So, let's not waste your time anymore. Here we go…
#17 Firewatch
Firewatch is an excellent achievement in the FPX genre. While quite a lot of the games in the genre resonate with me, Firewatch was an example that really played with gameplay ideas. Exploration as a fire lookout in Yellowstone was at the forefront of the game, and it really did want you to get involved and touch the world it presented to you.
The story it told as well was incredibly raw, and while it faltered on the central mystery, it hung proudly on the game's two leads Henry and Delilah. Their story was personally affecting and there were really strong moments throughout its playthrough. Add on top of that, just a gorgeous art direction and Firewatch should definitely be on your try list.
#16. Oxenfree
I have a very soft spot in my heart for Oxenfree. It is so steeped in teenage adventure, and reminds me a lot of my time with last year's Life is Strange, which I am very fond of.

> **WHAT IS ASKED**:
A – Echo the video game list, starting with "The story it" and going on through "very fond of.".
B – In the video game list, who are the two leads of Firewatch?
C – Pick up the video game list after its last sentence and keep writing.

> **INFORMATION GIVEN**:
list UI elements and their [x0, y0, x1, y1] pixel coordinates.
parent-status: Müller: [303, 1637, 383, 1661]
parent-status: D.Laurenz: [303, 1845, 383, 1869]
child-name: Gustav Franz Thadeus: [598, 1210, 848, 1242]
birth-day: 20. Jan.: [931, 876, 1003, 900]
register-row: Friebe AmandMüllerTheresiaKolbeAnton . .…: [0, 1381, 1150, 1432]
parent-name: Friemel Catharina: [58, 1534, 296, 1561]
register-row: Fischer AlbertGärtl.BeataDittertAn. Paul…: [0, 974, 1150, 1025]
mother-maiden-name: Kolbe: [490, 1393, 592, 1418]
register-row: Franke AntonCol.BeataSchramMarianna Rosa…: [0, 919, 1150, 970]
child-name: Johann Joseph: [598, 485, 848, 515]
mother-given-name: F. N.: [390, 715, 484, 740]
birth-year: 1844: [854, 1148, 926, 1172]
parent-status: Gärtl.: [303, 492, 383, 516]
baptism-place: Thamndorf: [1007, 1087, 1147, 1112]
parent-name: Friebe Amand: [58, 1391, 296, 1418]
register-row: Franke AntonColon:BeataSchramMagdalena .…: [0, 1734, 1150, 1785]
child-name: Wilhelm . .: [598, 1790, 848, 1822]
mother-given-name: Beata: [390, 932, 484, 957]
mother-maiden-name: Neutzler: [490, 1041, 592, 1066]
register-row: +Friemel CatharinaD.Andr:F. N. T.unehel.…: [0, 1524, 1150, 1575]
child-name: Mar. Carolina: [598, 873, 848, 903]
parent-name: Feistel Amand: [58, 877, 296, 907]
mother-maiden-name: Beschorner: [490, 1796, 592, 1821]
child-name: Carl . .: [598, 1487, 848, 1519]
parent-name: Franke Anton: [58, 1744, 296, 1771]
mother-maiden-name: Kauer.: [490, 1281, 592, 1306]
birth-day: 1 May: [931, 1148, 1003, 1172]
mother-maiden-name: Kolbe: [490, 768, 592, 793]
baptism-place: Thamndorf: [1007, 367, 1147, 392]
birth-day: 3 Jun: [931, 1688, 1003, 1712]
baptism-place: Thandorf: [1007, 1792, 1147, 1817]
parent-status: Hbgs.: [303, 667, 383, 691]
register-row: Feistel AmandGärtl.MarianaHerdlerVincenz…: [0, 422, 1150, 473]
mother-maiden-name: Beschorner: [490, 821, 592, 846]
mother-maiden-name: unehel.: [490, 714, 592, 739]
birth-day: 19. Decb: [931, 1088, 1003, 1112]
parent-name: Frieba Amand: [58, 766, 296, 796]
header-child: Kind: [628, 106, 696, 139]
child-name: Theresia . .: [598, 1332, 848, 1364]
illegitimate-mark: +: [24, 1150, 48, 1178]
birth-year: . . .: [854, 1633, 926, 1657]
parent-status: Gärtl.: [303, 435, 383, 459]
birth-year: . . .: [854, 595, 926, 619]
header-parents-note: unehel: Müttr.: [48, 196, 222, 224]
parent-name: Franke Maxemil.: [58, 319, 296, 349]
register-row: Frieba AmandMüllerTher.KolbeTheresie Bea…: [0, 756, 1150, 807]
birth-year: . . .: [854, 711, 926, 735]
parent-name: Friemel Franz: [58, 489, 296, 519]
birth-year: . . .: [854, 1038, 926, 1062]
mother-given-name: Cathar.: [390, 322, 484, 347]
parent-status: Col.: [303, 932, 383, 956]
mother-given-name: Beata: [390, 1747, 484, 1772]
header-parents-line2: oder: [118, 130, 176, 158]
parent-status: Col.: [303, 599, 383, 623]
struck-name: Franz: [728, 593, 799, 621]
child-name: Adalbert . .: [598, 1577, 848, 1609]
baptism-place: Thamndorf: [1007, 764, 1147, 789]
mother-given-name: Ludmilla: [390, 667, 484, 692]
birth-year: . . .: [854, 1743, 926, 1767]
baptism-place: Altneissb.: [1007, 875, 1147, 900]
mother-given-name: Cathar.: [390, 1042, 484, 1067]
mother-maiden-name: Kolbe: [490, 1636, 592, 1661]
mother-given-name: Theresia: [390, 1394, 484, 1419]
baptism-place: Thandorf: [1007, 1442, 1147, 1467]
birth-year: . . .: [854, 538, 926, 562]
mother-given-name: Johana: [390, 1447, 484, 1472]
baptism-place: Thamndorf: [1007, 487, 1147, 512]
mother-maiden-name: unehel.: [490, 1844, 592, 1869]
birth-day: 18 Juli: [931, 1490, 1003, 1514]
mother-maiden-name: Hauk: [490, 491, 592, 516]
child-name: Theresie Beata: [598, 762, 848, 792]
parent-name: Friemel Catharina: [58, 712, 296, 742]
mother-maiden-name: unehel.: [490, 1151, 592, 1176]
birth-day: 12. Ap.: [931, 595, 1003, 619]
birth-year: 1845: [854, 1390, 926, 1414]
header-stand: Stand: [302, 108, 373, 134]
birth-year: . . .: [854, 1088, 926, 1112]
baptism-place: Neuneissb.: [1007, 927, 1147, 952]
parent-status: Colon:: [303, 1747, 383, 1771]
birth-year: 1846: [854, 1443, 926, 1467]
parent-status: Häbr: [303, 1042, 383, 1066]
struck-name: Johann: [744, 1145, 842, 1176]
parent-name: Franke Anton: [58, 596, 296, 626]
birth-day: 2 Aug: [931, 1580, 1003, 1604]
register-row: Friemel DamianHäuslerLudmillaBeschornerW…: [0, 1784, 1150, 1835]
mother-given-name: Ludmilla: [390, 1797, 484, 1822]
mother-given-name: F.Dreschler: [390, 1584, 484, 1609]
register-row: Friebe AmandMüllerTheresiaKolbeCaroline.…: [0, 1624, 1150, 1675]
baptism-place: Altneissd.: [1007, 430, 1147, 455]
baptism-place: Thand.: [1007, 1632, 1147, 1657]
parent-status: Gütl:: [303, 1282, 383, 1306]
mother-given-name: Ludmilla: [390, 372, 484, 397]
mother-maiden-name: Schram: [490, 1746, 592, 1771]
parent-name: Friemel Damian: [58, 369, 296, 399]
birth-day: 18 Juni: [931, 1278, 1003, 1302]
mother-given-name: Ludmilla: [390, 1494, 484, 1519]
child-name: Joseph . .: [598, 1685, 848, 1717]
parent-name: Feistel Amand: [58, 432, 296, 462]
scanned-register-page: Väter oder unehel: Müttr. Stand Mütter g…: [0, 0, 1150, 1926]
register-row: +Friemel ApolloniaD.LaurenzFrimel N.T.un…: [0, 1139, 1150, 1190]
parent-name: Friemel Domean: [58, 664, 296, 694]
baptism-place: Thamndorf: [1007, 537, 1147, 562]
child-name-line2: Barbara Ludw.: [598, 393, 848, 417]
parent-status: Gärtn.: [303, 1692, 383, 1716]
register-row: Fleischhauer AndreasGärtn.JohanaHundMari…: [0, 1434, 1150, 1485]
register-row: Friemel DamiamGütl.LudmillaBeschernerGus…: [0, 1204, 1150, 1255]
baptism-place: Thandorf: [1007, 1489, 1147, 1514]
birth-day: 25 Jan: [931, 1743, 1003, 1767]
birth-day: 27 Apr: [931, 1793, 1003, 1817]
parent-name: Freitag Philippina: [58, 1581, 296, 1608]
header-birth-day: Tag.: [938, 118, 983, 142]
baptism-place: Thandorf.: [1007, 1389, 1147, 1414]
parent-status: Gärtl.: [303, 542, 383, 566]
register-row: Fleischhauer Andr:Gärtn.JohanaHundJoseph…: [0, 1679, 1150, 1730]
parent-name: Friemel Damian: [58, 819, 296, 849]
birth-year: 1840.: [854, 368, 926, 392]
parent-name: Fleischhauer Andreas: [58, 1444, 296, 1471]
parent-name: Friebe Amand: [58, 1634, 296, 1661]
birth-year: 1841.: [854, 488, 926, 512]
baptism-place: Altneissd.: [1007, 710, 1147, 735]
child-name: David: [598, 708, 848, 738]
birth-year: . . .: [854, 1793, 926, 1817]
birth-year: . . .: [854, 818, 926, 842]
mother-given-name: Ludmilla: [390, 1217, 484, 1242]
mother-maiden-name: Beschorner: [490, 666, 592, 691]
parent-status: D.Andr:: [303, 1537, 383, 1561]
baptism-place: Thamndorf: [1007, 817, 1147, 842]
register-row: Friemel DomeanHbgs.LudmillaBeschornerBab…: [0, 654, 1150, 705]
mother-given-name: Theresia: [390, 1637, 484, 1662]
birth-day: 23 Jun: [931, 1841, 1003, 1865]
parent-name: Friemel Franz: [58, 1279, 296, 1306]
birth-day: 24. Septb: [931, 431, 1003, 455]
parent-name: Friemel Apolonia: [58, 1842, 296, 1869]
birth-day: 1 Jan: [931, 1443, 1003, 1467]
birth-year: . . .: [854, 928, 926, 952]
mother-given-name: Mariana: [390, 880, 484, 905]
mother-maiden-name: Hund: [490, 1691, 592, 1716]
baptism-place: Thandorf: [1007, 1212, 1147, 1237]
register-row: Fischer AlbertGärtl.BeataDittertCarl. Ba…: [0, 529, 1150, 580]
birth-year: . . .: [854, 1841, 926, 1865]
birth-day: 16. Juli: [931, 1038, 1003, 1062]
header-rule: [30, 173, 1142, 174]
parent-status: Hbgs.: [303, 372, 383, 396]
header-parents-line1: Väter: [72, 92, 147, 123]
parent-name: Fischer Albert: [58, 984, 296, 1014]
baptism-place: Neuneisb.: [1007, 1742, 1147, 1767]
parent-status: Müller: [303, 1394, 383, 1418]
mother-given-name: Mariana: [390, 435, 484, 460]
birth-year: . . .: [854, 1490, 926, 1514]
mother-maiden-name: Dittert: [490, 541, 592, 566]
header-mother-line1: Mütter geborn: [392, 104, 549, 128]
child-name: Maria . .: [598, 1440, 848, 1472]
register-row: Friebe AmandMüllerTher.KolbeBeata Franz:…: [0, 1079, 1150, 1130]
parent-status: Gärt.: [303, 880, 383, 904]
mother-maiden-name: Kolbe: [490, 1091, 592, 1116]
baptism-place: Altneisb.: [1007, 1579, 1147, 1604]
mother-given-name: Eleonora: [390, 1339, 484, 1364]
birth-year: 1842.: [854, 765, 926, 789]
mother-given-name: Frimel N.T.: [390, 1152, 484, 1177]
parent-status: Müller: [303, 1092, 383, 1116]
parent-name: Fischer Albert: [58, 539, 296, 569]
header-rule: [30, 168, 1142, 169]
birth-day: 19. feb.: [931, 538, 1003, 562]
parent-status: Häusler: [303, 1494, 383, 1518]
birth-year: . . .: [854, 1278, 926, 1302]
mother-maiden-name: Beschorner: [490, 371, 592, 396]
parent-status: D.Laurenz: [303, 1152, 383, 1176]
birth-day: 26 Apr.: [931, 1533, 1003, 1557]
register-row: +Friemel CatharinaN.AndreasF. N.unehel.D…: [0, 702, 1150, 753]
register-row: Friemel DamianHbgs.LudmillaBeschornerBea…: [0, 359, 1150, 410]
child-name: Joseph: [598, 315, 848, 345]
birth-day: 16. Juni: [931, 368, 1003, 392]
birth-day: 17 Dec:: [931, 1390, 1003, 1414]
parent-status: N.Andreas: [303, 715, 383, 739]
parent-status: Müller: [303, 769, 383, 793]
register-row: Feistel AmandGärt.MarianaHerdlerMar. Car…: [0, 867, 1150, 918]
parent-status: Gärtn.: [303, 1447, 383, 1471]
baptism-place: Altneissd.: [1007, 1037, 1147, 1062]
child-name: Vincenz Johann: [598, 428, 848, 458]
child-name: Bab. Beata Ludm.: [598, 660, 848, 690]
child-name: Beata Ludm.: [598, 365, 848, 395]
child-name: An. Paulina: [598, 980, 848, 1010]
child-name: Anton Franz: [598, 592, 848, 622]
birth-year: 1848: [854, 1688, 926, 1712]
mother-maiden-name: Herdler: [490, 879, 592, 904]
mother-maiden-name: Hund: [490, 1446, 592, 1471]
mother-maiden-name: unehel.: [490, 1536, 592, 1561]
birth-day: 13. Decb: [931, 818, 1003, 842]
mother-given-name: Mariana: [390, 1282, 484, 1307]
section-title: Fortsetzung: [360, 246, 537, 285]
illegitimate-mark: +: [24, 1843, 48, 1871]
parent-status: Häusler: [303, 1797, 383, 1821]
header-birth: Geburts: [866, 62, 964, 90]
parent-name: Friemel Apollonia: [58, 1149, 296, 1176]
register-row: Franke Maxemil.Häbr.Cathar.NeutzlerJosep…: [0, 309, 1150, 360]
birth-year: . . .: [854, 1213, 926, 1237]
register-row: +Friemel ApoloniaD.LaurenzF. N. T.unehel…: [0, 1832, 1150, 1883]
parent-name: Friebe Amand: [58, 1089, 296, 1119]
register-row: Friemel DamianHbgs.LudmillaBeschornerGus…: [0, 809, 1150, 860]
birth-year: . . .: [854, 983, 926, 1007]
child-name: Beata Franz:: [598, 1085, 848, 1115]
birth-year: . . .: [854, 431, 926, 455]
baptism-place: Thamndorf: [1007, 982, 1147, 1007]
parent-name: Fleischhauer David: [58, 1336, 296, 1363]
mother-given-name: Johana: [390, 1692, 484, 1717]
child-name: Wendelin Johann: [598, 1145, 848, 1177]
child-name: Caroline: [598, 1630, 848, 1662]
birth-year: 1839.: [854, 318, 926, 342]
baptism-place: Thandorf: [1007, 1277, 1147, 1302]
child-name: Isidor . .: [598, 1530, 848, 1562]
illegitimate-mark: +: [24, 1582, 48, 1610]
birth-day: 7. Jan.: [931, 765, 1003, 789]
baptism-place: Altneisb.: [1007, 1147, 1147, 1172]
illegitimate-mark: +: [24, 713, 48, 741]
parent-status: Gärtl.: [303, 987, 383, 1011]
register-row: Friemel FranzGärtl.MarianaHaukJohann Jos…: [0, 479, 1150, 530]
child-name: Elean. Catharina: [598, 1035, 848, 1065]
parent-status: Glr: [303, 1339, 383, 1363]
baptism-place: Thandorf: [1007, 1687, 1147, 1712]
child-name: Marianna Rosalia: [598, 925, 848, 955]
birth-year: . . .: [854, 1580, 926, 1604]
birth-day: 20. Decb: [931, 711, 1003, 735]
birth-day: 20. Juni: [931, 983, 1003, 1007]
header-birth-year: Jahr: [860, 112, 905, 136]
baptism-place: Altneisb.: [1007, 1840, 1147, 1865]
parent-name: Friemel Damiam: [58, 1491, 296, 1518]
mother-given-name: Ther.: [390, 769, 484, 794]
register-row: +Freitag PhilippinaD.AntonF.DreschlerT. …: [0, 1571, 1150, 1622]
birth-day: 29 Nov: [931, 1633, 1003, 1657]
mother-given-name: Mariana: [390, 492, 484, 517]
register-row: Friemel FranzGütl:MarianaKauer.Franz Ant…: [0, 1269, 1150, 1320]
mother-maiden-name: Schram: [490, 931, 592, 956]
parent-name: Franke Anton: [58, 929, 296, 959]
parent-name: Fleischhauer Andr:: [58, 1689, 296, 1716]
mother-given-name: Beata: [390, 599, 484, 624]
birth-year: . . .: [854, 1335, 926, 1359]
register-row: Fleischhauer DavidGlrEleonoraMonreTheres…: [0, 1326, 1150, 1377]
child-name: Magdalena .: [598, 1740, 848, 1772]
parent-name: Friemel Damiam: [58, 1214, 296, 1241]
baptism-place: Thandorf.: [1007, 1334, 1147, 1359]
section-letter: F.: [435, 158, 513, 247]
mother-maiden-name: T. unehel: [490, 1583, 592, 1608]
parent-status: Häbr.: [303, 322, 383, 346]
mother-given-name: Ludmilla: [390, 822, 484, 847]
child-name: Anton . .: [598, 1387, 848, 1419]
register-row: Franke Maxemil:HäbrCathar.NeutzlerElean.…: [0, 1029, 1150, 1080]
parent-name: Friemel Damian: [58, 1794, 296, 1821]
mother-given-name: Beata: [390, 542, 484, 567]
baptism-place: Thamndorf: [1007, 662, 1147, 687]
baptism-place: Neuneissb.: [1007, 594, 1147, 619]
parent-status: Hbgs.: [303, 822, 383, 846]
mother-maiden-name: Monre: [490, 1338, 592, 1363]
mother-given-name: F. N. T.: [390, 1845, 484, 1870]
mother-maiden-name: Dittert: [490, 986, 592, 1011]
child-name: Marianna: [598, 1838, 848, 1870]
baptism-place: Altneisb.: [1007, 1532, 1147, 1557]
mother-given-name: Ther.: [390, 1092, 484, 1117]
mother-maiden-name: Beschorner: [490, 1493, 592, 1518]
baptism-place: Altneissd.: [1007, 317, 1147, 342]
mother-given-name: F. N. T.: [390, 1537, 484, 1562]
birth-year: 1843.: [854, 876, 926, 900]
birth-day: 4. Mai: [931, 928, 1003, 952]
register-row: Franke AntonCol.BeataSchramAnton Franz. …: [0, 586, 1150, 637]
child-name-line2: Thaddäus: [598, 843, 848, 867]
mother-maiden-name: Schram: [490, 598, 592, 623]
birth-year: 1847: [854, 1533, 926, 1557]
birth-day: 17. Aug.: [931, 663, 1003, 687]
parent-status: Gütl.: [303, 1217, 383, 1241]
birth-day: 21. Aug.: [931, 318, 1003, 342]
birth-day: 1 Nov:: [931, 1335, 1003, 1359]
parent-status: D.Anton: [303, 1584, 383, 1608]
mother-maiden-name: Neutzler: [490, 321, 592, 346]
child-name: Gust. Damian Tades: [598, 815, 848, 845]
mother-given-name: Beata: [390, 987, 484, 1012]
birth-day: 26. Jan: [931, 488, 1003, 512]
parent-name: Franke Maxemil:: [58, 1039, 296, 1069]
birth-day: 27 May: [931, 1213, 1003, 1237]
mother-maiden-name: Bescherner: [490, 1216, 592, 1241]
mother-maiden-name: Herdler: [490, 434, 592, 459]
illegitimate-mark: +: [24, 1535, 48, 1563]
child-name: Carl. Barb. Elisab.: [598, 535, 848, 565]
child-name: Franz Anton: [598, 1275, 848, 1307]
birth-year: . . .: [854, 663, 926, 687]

> **PER-TASK ANSWERS**:
A –
The story it told as well was incredibly raw, and while it faltered on the central mystery, it hung proudly on the game's two leads Henry and Delilah. Their story was personally affecting and there were really strong moments throughout its playthrough. Add on top of that, just a gorgeous art direction and Firewatch should definitely be on your try list.
#16. Oxenfree
I have a very soft spot in my heart for Oxenfree. It is so steeped in teenage adventure, and reminds me a lot of my time with last year's Life is Strange, which I am very fond of.

B – Henry and Delilah.

C –
Putting you in the shoes of Alex, you find yourself heading to Edward's Island with a group of friends and a new step-brother. This all takes a turn when the group find themselves wrapped up in spooky goings on and a big mystery to find out what is happening. It really is a delightful reflection in later teenage life and, with some utterly masterful dialogue. The ending is quite rushed, and I wish it went just a little deeper, but what is there is so charming and emotionally nostalgic, I rate it highly.
#15 Final Fantasy XV
Final Fantasy XV is a weird ol' game. It's story is all over the place, half of it residing in a companion movie, and a ton of your time taking place in a car that you have close to no control over. It's combat is also a little erratic and some of its mechanics obscured.
I can't help but be swayed by its charm though. Its ambition is huge, and the spectacle it can sport as you battle amazing and massive monsters is more or less unparalleled. This is before you get to the delightful group of four friends on a fantastical road trip, which is such a smart and elightful hook. The group dynamic had the gaming world talking and comparing the boys for weeks, and even with its oddities, Final Fantasy XV is a seriously impressive achievement technically, but also on a macro and micro scale. It was my first real dive into Final Fantasy, and I really think it is a great jumping off point.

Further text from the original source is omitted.